Stored entries:

--- Start ---

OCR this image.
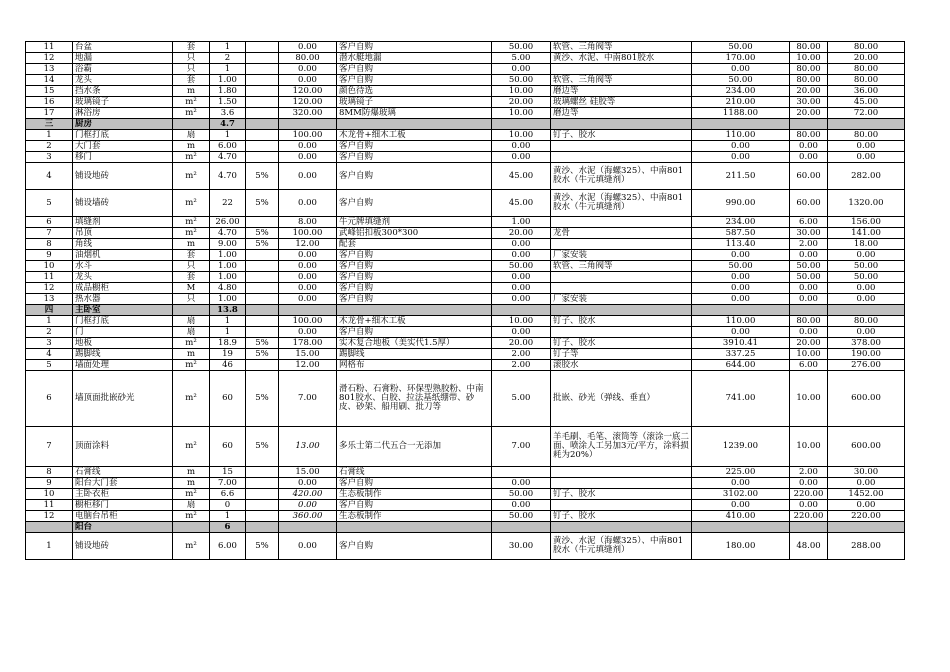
11	台盆	套	1		0.00	客户自购	50.00	软管、三角阀等	50.00	80.00	80.00
12	地漏	只	2		80.00	潜水艇地漏	5.00	黄沙、水泥、中南801胶水	170.00	10.00	20.00
13	浴霸	只	1		0.00	客户自购	0.00		0.00	80.00	80.00
14	龙头	套	1.00		0.00	客户自购	50.00	软管、三角阀等	50.00	80.00	80.00
15	挡水条	m	1.80		120.00	颜色待选	10.00	磨边等	234.00	20.00	36.00
16	玻璃镜子	m²	1.50		120.00	玻璃镜子	20.00	玻璃螺丝 硅胶等	210.00	30.00	45.00
17	淋浴房	m²	3.6		320.00	8MM防爆玻璃	10.00	磨边等	1188.00	20.00	72.00
三	厨房		4.7								
1	门框打底	扇	1		100.00	木龙骨+细木工板	10.00	钉子、胶水	110.00	80.00	80.00
2	大门套	m	6.00		0.00	客户自购	0.00		0.00	0.00	0.00
3	移门	m²	4.70		0.00	客户自购	0.00		0.00	0.00	0.00
4	铺设地砖	m²	4.70	5%	0.00	客户自购	45.00	黄沙、水泥（海螺325）、中南801胶水（牛元填缝剂）	211.50	60.00	282.00
5	铺设墙砖	m²	22	5%	0.00	客户自购	45.00	黄沙、水泥（海螺325）、中南801胶水（牛元填缝剂）	990.00	60.00	1320.00
6	填缝剂	m²	26.00		8.00	牛元牌填缝剂	1.00		234.00	6.00	156.00
7	吊顶	m²	4.70	5%	100.00	武峰铝扣板300*300	20.00	龙骨	587.50	30.00	141.00
8	角线	m	9.00	5%	12.00	配套	0.00		113.40	2.00	18.00
9	油烟机	套	1.00		0.00	客户自购	0.00	厂家安装	0.00	0.00	0.00
10	水斗	只	1.00		0.00	客户自购	50.00	软管、三角阀等	50.00	50.00	50.00
11	龙头	套	1.00		0.00	客户自购	0.00		0.00	50.00	50.00
12	成品橱柜	M	4.80		0.00	客户自购	0.00		0.00	0.00	0.00
13	热水器	只	1.00		0.00	客户自购	0.00	厂家安装	0.00	0.00	0.00
四	主卧室		13.8								
1	门框打底	扇	1		100.00	木龙骨+细木工板	10.00	钉子、胶水	110.00	80.00	80.00
2	门	扇	1		0.00	客户自购	0.00		0.00	0.00	0.00
3	地板	m²	18.9	5%	178.00	实木复合地板（美实代1.5厚）	20.00	钉子、胶水	3910.41	20.00	378.00
4	踢脚线	m	19	5%	15.00	踢脚线	2.00	钉子等	337.25	10.00	190.00
5	墙面处理	m²	46		12.00	网格布	2.00	滚胶水	644.00	6.00	276.00
6	墙顶面批嵌砂光	m²	60	5%	7.00	滑石粉、石膏粉、环保型熟胶粉、中南801胶水、白胶、拉法基纸绷带、砂皮、砂架、船用刷、批刀等	5.00	批嵌、砂光（弹线、垂直）	741.00	10.00	600.00
7	顶面涂料	m²	60	5%	13.00	多乐士第二代五合一无添加	7.00	羊毛刷、毛笔、滚筒等（滚涂一底二面、喷涂人工另加3元/平方，涂料损耗为20%）	1239.00	10.00	600.00
8	石膏线	m	15		15.00	石膏线			225.00	2.00	30.00
9	阳台大门套	m	7.00		0.00	客户自购	0.00		0.00	0.00	0.00
10	主卧衣柜	m²	6.6		420.00	生态板制作	50.00	钉子、胶水	3102.00	220.00	1452.00
11	橱柜移门	扇	0		0.00	客户自购	0.00		0.00	0.00	0.00
12	电脑台吊柜	m²	1		360.00	生态板制作	50.00	钉子、胶水	410.00	220.00	220.00
	阳台		6								
1	铺设地砖	m²	6.00	5%	0.00	客户自购	30.00	黄沙、水泥（海螺325）、中南801胶水（牛元填缝剂）	180.00	48.00	288.00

--- End ---

## What you will do:
Write out again every line above exactly as given; the pictures do not belong in the copy.

## In response:
OCR this image.
11	台盆	套	1		0.00	客户自购	50.00	软管、三角阀等	50.00	80.00	80.00
12	地漏	只	2		80.00	潜水艇地漏	5.00	黄沙、水泥、中南801胶水	170.00	10.00	20.00
13	浴霸	只	1		0.00	客户自购	0.00		0.00	80.00	80.00
14	龙头	套	1.00		0.00	客户自购	50.00	软管、三角阀等	50.00	80.00	80.00
15	挡水条	m	1.80		120.00	颜色待选	10.00	磨边等	234.00	20.00	36.00
16	玻璃镜子	m²	1.50		120.00	玻璃镜子	20.00	玻璃螺丝 硅胶等	210.00	30.00	45.00
17	淋浴房	m²	3.6		320.00	8MM防爆玻璃	10.00	磨边等	1188.00	20.00	72.00
三	厨房		4.7								
1	门框打底	扇	1		100.00	木龙骨+细木工板	10.00	钉子、胶水	110.00	80.00	80.00
2	大门套	m	6.00		0.00	客户自购	0.00		0.00	0.00	0.00
3	移门	m²	4.70		0.00	客户自购	0.00		0.00	0.00	0.00
4	铺设地砖	m²	4.70	5%	0.00	客户自购	45.00	黄沙、水泥（海螺325）、中南801胶水（牛元填缝剂）	211.50	60.00	282.00
5	铺设墙砖	m²	22	5%	0.00	客户自购	45.00	黄沙、水泥（海螺325）、中南801胶水（牛元填缝剂）	990.00	60.00	1320.00
6	填缝剂	m²	26.00		8.00	牛元牌填缝剂	1.00		234.00	6.00	156.00
7	吊顶	m²	4.70	5%	100.00	武峰铝扣板300*300	20.00	龙骨	587.50	30.00	141.00
8	角线	m	9.00	5%	12.00	配套	0.00		113.40	2.00	18.00
9	油烟机	套	1.00		0.00	客户自购	0.00	厂家安装	0.00	0.00	0.00
10	水斗	只	1.00		0.00	客户自购	50.00	软管、三角阀等	50.00	50.00	50.00
11	龙头	套	1.00		0.00	客户自购	0.00		0.00	50.00	50.00
12	成品橱柜	M	4.80		0.00	客户自购	0.00		0.00	0.00	0.00
13	热水器	只	1.00		0.00	客户自购	0.00	厂家安装	0.00	0.00	0.00
四	主卧室		13.8								
1	门框打底	扇	1		100.00	木龙骨+细木工板	10.00	钉子、胶水	110.00	80.00	80.00
2	门	扇	1		0.00	客户自购	0.00		0.00	0.00	0.00
3	地板	m²	18.9	5%	178.00	实木复合地板（美实代1.5厚）	20.00	钉子、胶水	3910.41	20.00	378.00
4	踢脚线	m	19	5%	15.00	踢脚线	2.00	钉子等	337.25	10.00	190.00
5	墙面处理	m²	46		12.00	网格布	2.00	滚胶水	644.00	6.00	276.00
6	墙顶面批嵌砂光	m²	60	5%	7.00	滑石粉、石膏粉、环保型熟胶粉、中南801胶水、白胶、拉法基纸绷带、砂皮、砂架、船用刷、批刀等	5.00	批嵌、砂光（弹线、垂直）	741.00	10.00	600.00
7	顶面涂料	m²	60	5%	13.00	多乐士第二代五合一无添加	7.00	羊毛刷、毛笔、滚筒等（滚涂一底二面、喷涂人工另加3元/平方，涂料损耗为20%）	1239.00	10.00	600.00
8	石膏线	m	15		15.00	石膏线			225.00	2.00	30.00
9	阳台大门套	m	7.00		0.00	客户自购	0.00		0.00	0.00	0.00
10	主卧衣柜	m²	6.6		420.00	生态板制作	50.00	钉子、胶水	3102.00	220.00	1452.00
11	橱柜移门	扇	0		0.00	客户自购	0.00		0.00	0.00	0.00
12	电脑台吊柜	m²	1		360.00	生态板制作	50.00	钉子、胶水	410.00	220.00	220.00
	阳台		6								
1	铺设地砖	m²	6.00	5%	0.00	客户自购	30.00	黄沙、水泥（海螺325）、中南801胶水（牛元填缝剂）	180.00	48.00	288.00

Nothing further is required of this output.